Dataset items
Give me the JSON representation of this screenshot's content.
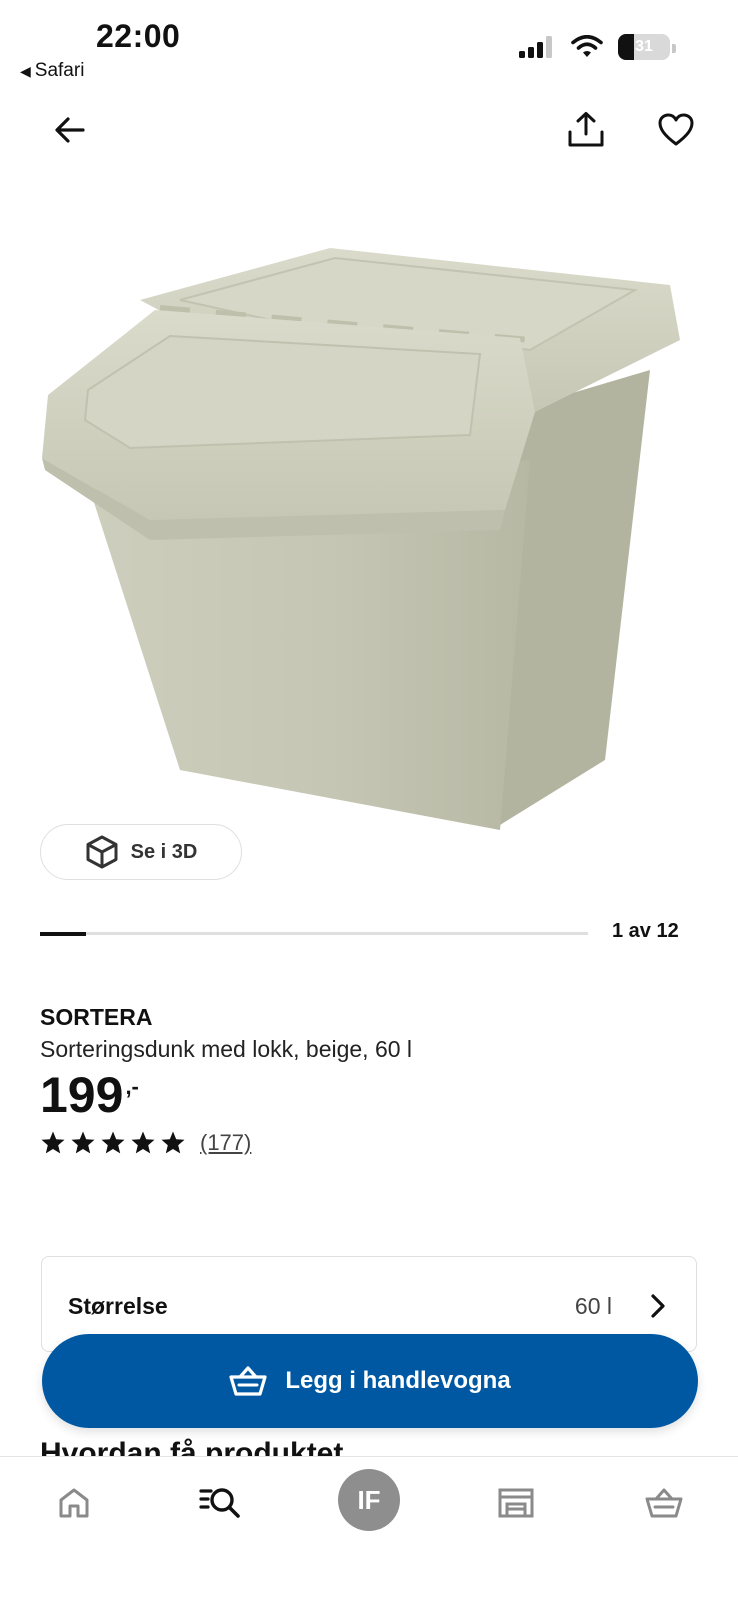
{
  "status_bar": {
    "time": "22:00",
    "back_app": "Safari",
    "battery": "31"
  },
  "gallery": {
    "view_3d_label": "Se i 3D",
    "counter": "1 av 12",
    "progress_fraction": 0.0833
  },
  "product": {
    "name": "SORTERA",
    "description": "Sorteringsdunk med lokk, beige, 60 l",
    "price": "199",
    "price_suffix": ",-",
    "rating_stars": 5,
    "review_count": "(177)"
  },
  "size_selector": {
    "label": "Størrelse",
    "value": "60 l"
  },
  "cart_button": {
    "label": "Legg i handlevogna"
  },
  "delivery": {
    "heading": "Hvordan få produktet"
  },
  "bottom_nav": {
    "profile_initials": "IF"
  },
  "icons": {
    "back": "arrow-left-icon",
    "share": "share-icon",
    "favorite": "heart-icon",
    "view_3d": "cube-icon",
    "chevron": "chevron-right-icon",
    "cart": "basket-icon",
    "home": "home-icon",
    "search": "search-icon",
    "store": "store-icon"
  },
  "colors": {
    "primary": "#0058a3",
    "product": "#c9cab7"
  }
}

What you are asked to do:
Print every record above exactly as written, leaving out the pictures.

Answer to the task:
Give me the JSON representation of this screenshot's content.
{
  "status_bar": {
    "time": "22:00",
    "back_app": "Safari",
    "battery": "31"
  },
  "gallery": {
    "view_3d_label": "Se i 3D",
    "counter": "1 av 12",
    "progress_fraction": 0.0833
  },
  "product": {
    "name": "SORTERA",
    "description": "Sorteringsdunk med lokk, beige, 60 l",
    "price": "199",
    "price_suffix": ",-",
    "rating_stars": 5,
    "review_count": "(177)"
  },
  "size_selector": {
    "label": "Størrelse",
    "value": "60 l"
  },
  "cart_button": {
    "label": "Legg i handlevogna"
  },
  "delivery": {
    "heading": "Hvordan få produktet"
  },
  "bottom_nav": {
    "profile_initials": "IF"
  },
  "icons": {
    "back": "arrow-left-icon",
    "share": "share-icon",
    "favorite": "heart-icon",
    "view_3d": "cube-icon",
    "chevron": "chevron-right-icon",
    "cart": "basket-icon",
    "home": "home-icon",
    "search": "search-icon",
    "store": "store-icon"
  },
  "colors": {
    "primary": "#0058a3",
    "product": "#c9cab7"
  }
}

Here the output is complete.